--- Figure record extracts ---
[start]
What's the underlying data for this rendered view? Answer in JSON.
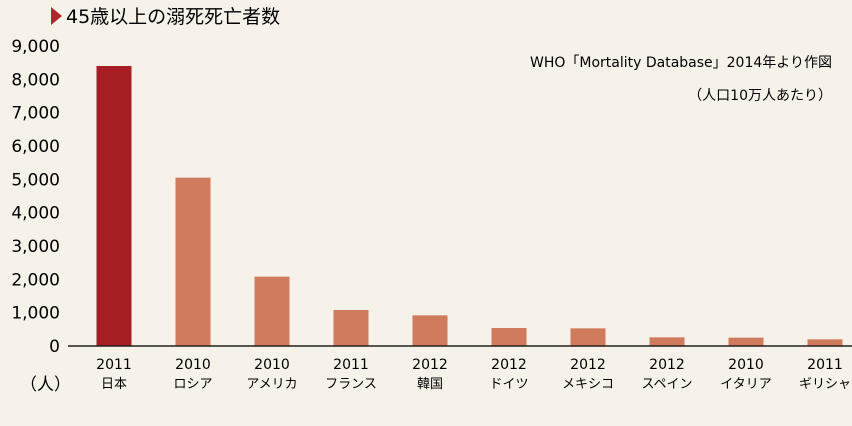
{
  "chart_data": {
    "type": "bar",
    "title": "45歳以上の溺死死亡者数",
    "source": "WHO「Mortality Database」2014年より作図",
    "unit_note": "（人口10万人あたり）",
    "ylabel": "（人）",
    "ylim": [
      0,
      9000
    ],
    "yticks": [
      "9,000",
      "8,000",
      "7,000",
      "6,000",
      "5,000",
      "4,000",
      "3,000",
      "2,000",
      "1,000",
      "0"
    ],
    "ytick_values": [
      9000,
      8000,
      7000,
      6000,
      5000,
      4000,
      3000,
      2000,
      1000,
      0
    ],
    "grid": false,
    "categories": [
      {
        "year": "2011",
        "country": "日本"
      },
      {
        "year": "2010",
        "country": "ロシア"
      },
      {
        "year": "2010",
        "country": "アメリカ"
      },
      {
        "year": "2011",
        "country": "フランス"
      },
      {
        "year": "2012",
        "country": "韓国"
      },
      {
        "year": "2012",
        "country": "ドイツ"
      },
      {
        "year": "2012",
        "country": "メキシコ"
      },
      {
        "year": "2012",
        "country": "スペイン"
      },
      {
        "year": "2010",
        "country": "イタリア"
      },
      {
        "year": "2011",
        "country": "ギリシャ"
      }
    ],
    "values": [
      8400,
      5050,
      2080,
      1080,
      920,
      540,
      530,
      260,
      250,
      200
    ],
    "colors": {
      "highlight": "#a61d24",
      "bar": "#d07a5e",
      "title_marker": "#b0262c",
      "axis": "#231f1c"
    }
  }
}
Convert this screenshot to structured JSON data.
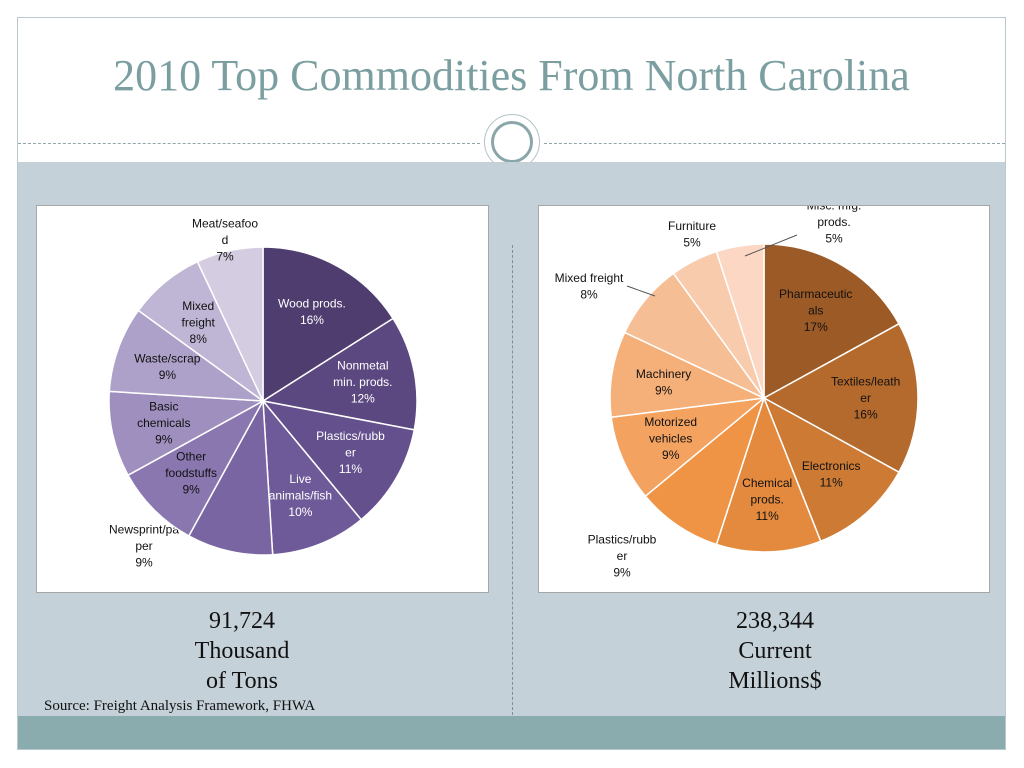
{
  "slide": {
    "title": "2010 Top Commodities From North Carolina",
    "source": "Source: Freight Analysis Framework, FHWA"
  },
  "totals": {
    "left": [
      "91,724",
      "Thousand",
      "of Tons"
    ],
    "right": [
      "238,344",
      "Current",
      "Millions$"
    ]
  },
  "colors": {
    "title": "#7b9ea0",
    "content_bg": "#c5d1d8",
    "footer_band": "#8aacaf"
  },
  "chart_data": [
    {
      "type": "pie",
      "title": "",
      "unit": "Thousand of Tons",
      "total": "91,724",
      "slices": [
        {
          "label": "Wood prods.",
          "value": 16,
          "label_lines": [
            "Wood prods.",
            "16%"
          ],
          "color": "#4e3d6e",
          "text_color": "#ffffff"
        },
        {
          "label": "Nonmetal min. prods.",
          "value": 12,
          "label_lines": [
            "Nonmetal",
            "min. prods.",
            "12%"
          ],
          "color": "#5b4880",
          "text_color": "#ffffff"
        },
        {
          "label": "Plastics/rubber",
          "value": 11,
          "label_lines": [
            "Plastics/rubb",
            "er",
            "11%"
          ],
          "color": "#64508c",
          "text_color": "#ffffff"
        },
        {
          "label": "Live animals/fish",
          "value": 10,
          "label_lines": [
            "Live",
            "animals/fish",
            "10%"
          ],
          "color": "#6f5a99",
          "text_color": "#ffffff"
        },
        {
          "label": "Newsprint/paper",
          "value": 9,
          "label_lines": [
            "Newsprint/pa",
            "per",
            "9%"
          ],
          "color": "#7a65a3",
          "text_color": "#111111",
          "outside": true
        },
        {
          "label": "Other foodstuffs",
          "value": 9,
          "label_lines": [
            "Other",
            "foodstuffs",
            "9%"
          ],
          "color": "#8a77b0",
          "text_color": "#111111"
        },
        {
          "label": "Basic chemicals",
          "value": 9,
          "label_lines": [
            "Basic",
            "chemicals",
            "9%"
          ],
          "color": "#9e8fbf",
          "text_color": "#111111"
        },
        {
          "label": "Waste/scrap",
          "value": 9,
          "label_lines": [
            "Waste/scrap",
            "9%"
          ],
          "color": "#ada1c9",
          "text_color": "#111111"
        },
        {
          "label": "Mixed freight",
          "value": 8,
          "label_lines": [
            "Mixed",
            "freight",
            "8%"
          ],
          "color": "#bfb5d5",
          "text_color": "#111111"
        },
        {
          "label": "Meat/seafood",
          "value": 7,
          "label_lines": [
            "Meat/seafoo",
            "d",
            "7%"
          ],
          "color": "#d4cde2",
          "text_color": "#111111",
          "outside": true
        }
      ]
    },
    {
      "type": "pie",
      "title": "",
      "unit": "Current Millions$",
      "total": "238,344",
      "slices": [
        {
          "label": "Pharmaceuticals",
          "value": 17,
          "label_lines": [
            "Pharmaceutic",
            "als",
            "17%"
          ],
          "color": "#9c5a26",
          "text_color": "#111111"
        },
        {
          "label": "Textiles/leather",
          "value": 16,
          "label_lines": [
            "Textiles/leath",
            "er",
            "16%"
          ],
          "color": "#b56a2d",
          "text_color": "#111111"
        },
        {
          "label": "Electronics",
          "value": 11,
          "label_lines": [
            "Electronics",
            "11%"
          ],
          "color": "#cd7a35",
          "text_color": "#111111"
        },
        {
          "label": "Chemical prods.",
          "value": 11,
          "label_lines": [
            "Chemical",
            "prods.",
            "11%"
          ],
          "color": "#e48a3e",
          "text_color": "#111111"
        },
        {
          "label": "Plastics/rubber",
          "value": 9,
          "label_lines": [
            "Plastics/rubb",
            "er",
            "9%"
          ],
          "color": "#ef9445",
          "text_color": "#111111",
          "outside": true
        },
        {
          "label": "Motorized vehicles",
          "value": 9,
          "label_lines": [
            "Motorized",
            "vehicles",
            "9%"
          ],
          "color": "#f3a260",
          "text_color": "#111111"
        },
        {
          "label": "Machinery",
          "value": 9,
          "label_lines": [
            "Machinery",
            "9%"
          ],
          "color": "#f5b079",
          "text_color": "#111111"
        },
        {
          "label": "Mixed freight",
          "value": 8,
          "label_lines": [
            "Mixed freight",
            "8%"
          ],
          "color": "#f6be94",
          "text_color": "#111111",
          "outside": true
        },
        {
          "label": "Furniture",
          "value": 5,
          "label_lines": [
            "Furniture",
            "5%"
          ],
          "color": "#f8cbad",
          "text_color": "#111111",
          "outside": true
        },
        {
          "label": "Misc. mfg. prods.",
          "value": 5,
          "label_lines": [
            "Misc. mfg.",
            "prods.",
            "5%"
          ],
          "color": "#fbd7c4",
          "text_color": "#111111",
          "outside": true
        }
      ]
    }
  ]
}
[end]
--- Given instruction ---
Each record above should be copied character for character, with pictures dropped.

--- Written response ---
What's the underlying data for this rendered view? Answer in JSON.
{
  "chart_data": {
    "type": "bar",
    "title": "45歳以上の溺死死亡者数",
    "source": "WHO「Mortality Database」2014年より作図",
    "unit_note": "（人口10万人あたり）",
    "ylabel": "（人）",
    "ylim": [
      0,
      9000
    ],
    "yticks": [
      "9,000",
      "8,000",
      "7,000",
      "6,000",
      "5,000",
      "4,000",
      "3,000",
      "2,000",
      "1,000",
      "0"
    ],
    "ytick_values": [
      9000,
      8000,
      7000,
      6000,
      5000,
      4000,
      3000,
      2000,
      1000,
      0
    ],
    "grid": false,
    "categories": [
      {
        "year": "2011",
        "country": "日本"
      },
      {
        "year": "2010",
        "country": "ロシア"
      },
      {
        "year": "2010",
        "country": "アメリカ"
      },
      {
        "year": "2011",
        "country": "フランス"
      },
      {
        "year": "2012",
        "country": "韓国"
      },
      {
        "year": "2012",
        "country": "ドイツ"
      },
      {
        "year": "2012",
        "country": "メキシコ"
      },
      {
        "year": "2012",
        "country": "スペイン"
      },
      {
        "year": "2010",
        "country": "イタリア"
      },
      {
        "year": "2011",
        "country": "ギリシャ"
      }
    ],
    "values": [
      8400,
      5050,
      2080,
      1080,
      920,
      540,
      530,
      260,
      250,
      200
    ],
    "colors": {
      "highlight": "#a61d24",
      "bar": "#d07a5e",
      "title_marker": "#b0262c",
      "axis": "#231f1c"
    }
  }
}
Convert this screenshot to structured JSON data.
{
  "slide": {
    "title": "2010 Top Commodities From North Carolina",
    "source": "Source: Freight Analysis Framework, FHWA"
  },
  "totals": {
    "left": [
      "91,724",
      "Thousand",
      "of Tons"
    ],
    "right": [
      "238,344",
      "Current",
      "Millions$"
    ]
  },
  "colors": {
    "title": "#7b9ea0",
    "content_bg": "#c5d1d8",
    "footer_band": "#8aacaf"
  },
  "chart_data": [
    {
      "type": "pie",
      "title": "",
      "unit": "Thousand of Tons",
      "total": "91,724",
      "slices": [
        {
          "label": "Wood prods.",
          "value": 16,
          "label_lines": [
            "Wood prods.",
            "16%"
          ],
          "color": "#4e3d6e",
          "text_color": "#ffffff"
        },
        {
          "label": "Nonmetal min. prods.",
          "value": 12,
          "label_lines": [
            "Nonmetal",
            "min. prods.",
            "12%"
          ],
          "color": "#5b4880",
          "text_color": "#ffffff"
        },
        {
          "label": "Plastics/rubber",
          "value": 11,
          "label_lines": [
            "Plastics/rubb",
            "er",
            "11%"
          ],
          "color": "#64508c",
          "text_color": "#ffffff"
        },
        {
          "label": "Live animals/fish",
          "value": 10,
          "label_lines": [
            "Live",
            "animals/fish",
            "10%"
          ],
          "color": "#6f5a99",
          "text_color": "#ffffff"
        },
        {
          "label": "Newsprint/paper",
          "value": 9,
          "label_lines": [
            "Newsprint/pa",
            "per",
            "9%"
          ],
          "color": "#7a65a3",
          "text_color": "#111111",
          "outside": true
        },
        {
          "label": "Other foodstuffs",
          "value": 9,
          "label_lines": [
            "Other",
            "foodstuffs",
            "9%"
          ],
          "color": "#8a77b0",
          "text_color": "#111111"
        },
        {
          "label": "Basic chemicals",
          "value": 9,
          "label_lines": [
            "Basic",
            "chemicals",
            "9%"
          ],
          "color": "#9e8fbf",
          "text_color": "#111111"
        },
        {
          "label": "Waste/scrap",
          "value": 9,
          "label_lines": [
            "Waste/scrap",
            "9%"
          ],
          "color": "#ada1c9",
          "text_color": "#111111"
        },
        {
          "label": "Mixed freight",
          "value": 8,
          "label_lines": [
            "Mixed",
            "freight",
            "8%"
          ],
          "color": "#bfb5d5",
          "text_color": "#111111"
        },
        {
          "label": "Meat/seafood",
          "value": 7,
          "label_lines": [
            "Meat/seafoo",
            "d",
            "7%"
          ],
          "color": "#d4cde2",
          "text_color": "#111111",
          "outside": true
        }
      ]
    },
    {
      "type": "pie",
      "title": "",
      "unit": "Current Millions$",
      "total": "238,344",
      "slices": [
        {
          "label": "Pharmaceuticals",
          "value": 17,
          "label_lines": [
            "Pharmaceutic",
            "als",
            "17%"
          ],
          "color": "#9c5a26",
          "text_color": "#111111"
        },
        {
          "label": "Textiles/leather",
          "value": 16,
          "label_lines": [
            "Textiles/leath",
            "er",
            "16%"
          ],
          "color": "#b56a2d",
          "text_color": "#111111"
        },
        {
          "label": "Electronics",
          "value": 11,
          "label_lines": [
            "Electronics",
            "11%"
          ],
          "color": "#cd7a35",
          "text_color": "#111111"
        },
        {
          "label": "Chemical prods.",
          "value": 11,
          "label_lines": [
            "Chemical",
            "prods.",
            "11%"
          ],
          "color": "#e48a3e",
          "text_color": "#111111"
        },
        {
          "label": "Plastics/rubber",
          "value": 9,
          "label_lines": [
            "Plastics/rubb",
            "er",
            "9%"
          ],
          "color": "#ef9445",
          "text_color": "#111111",
          "outside": true
        },
        {
          "label": "Motorized vehicles",
          "value": 9,
          "label_lines": [
            "Motorized",
            "vehicles",
            "9%"
          ],
          "color": "#f3a260",
          "text_color": "#111111"
        },
        {
          "label": "Machinery",
          "value": 9,
          "label_lines": [
            "Machinery",
            "9%"
          ],
          "color": "#f5b079",
          "text_color": "#111111"
        },
        {
          "label": "Mixed freight",
          "value": 8,
          "label_lines": [
            "Mixed freight",
            "8%"
          ],
          "color": "#f6be94",
          "text_color": "#111111",
          "outside": true
        },
        {
          "label": "Furniture",
          "value": 5,
          "label_lines": [
            "Furniture",
            "5%"
          ],
          "color": "#f8cbad",
          "text_color": "#111111",
          "outside": true
        },
        {
          "label": "Misc. mfg. prods.",
          "value": 5,
          "label_lines": [
            "Misc. mfg.",
            "prods.",
            "5%"
          ],
          "color": "#fbd7c4",
          "text_color": "#111111",
          "outside": true
        }
      ]
    }
  ]
}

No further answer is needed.